* [Extracted records]:

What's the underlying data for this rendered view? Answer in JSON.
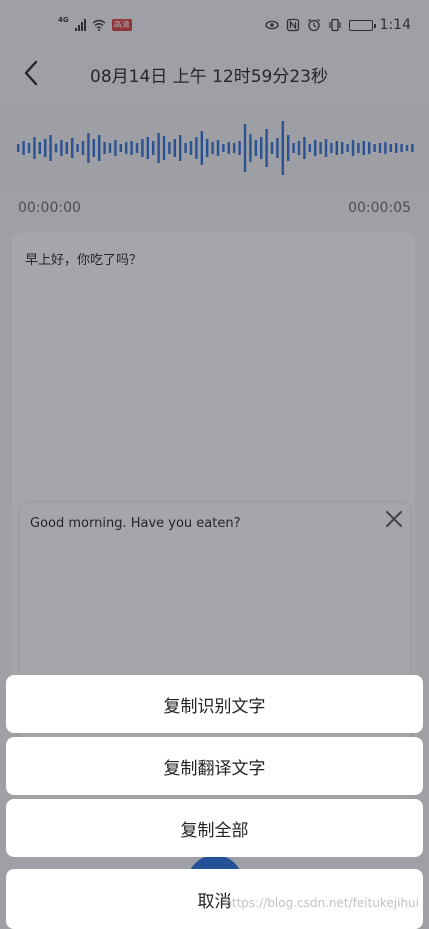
{
  "status_bar": {
    "network_label": "4G",
    "hd_badge": "高清",
    "time": "1:14"
  },
  "header": {
    "title": "08月14日 上午 12时59分23秒"
  },
  "playback": {
    "start_time": "00:00:00",
    "end_time": "00:00:05"
  },
  "transcript": {
    "text": "早上好，你吃了吗？"
  },
  "translation": {
    "text": "Good morning. Have you eaten?"
  },
  "action_sheet": {
    "copy_recognized_label": "复制识别文字",
    "copy_translated_label": "复制翻译文字",
    "copy_all_label": "复制全部",
    "cancel_label": "取消"
  },
  "watermark": "https://blog.csdn.net/feitukejihui",
  "colors": {
    "accent": "#1f6fe0",
    "waveform": "#2d6fd6"
  }
}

* [Work to complete]: Reproduce every entry exactly, but omit each picture.

* [Expected answer]:
What's the underlying data for this rendered view? Answer in JSON.
{
  "status_bar": {
    "network_label": "4G",
    "hd_badge": "高清",
    "time": "1:14"
  },
  "header": {
    "title": "08月14日 上午 12时59分23秒"
  },
  "playback": {
    "start_time": "00:00:00",
    "end_time": "00:00:05"
  },
  "transcript": {
    "text": "早上好，你吃了吗？"
  },
  "translation": {
    "text": "Good morning. Have you eaten?"
  },
  "action_sheet": {
    "copy_recognized_label": "复制识别文字",
    "copy_translated_label": "复制翻译文字",
    "copy_all_label": "复制全部",
    "cancel_label": "取消"
  },
  "watermark": "https://blog.csdn.net/feitukejihui",
  "colors": {
    "accent": "#1f6fe0",
    "waveform": "#2d6fd6"
  }
}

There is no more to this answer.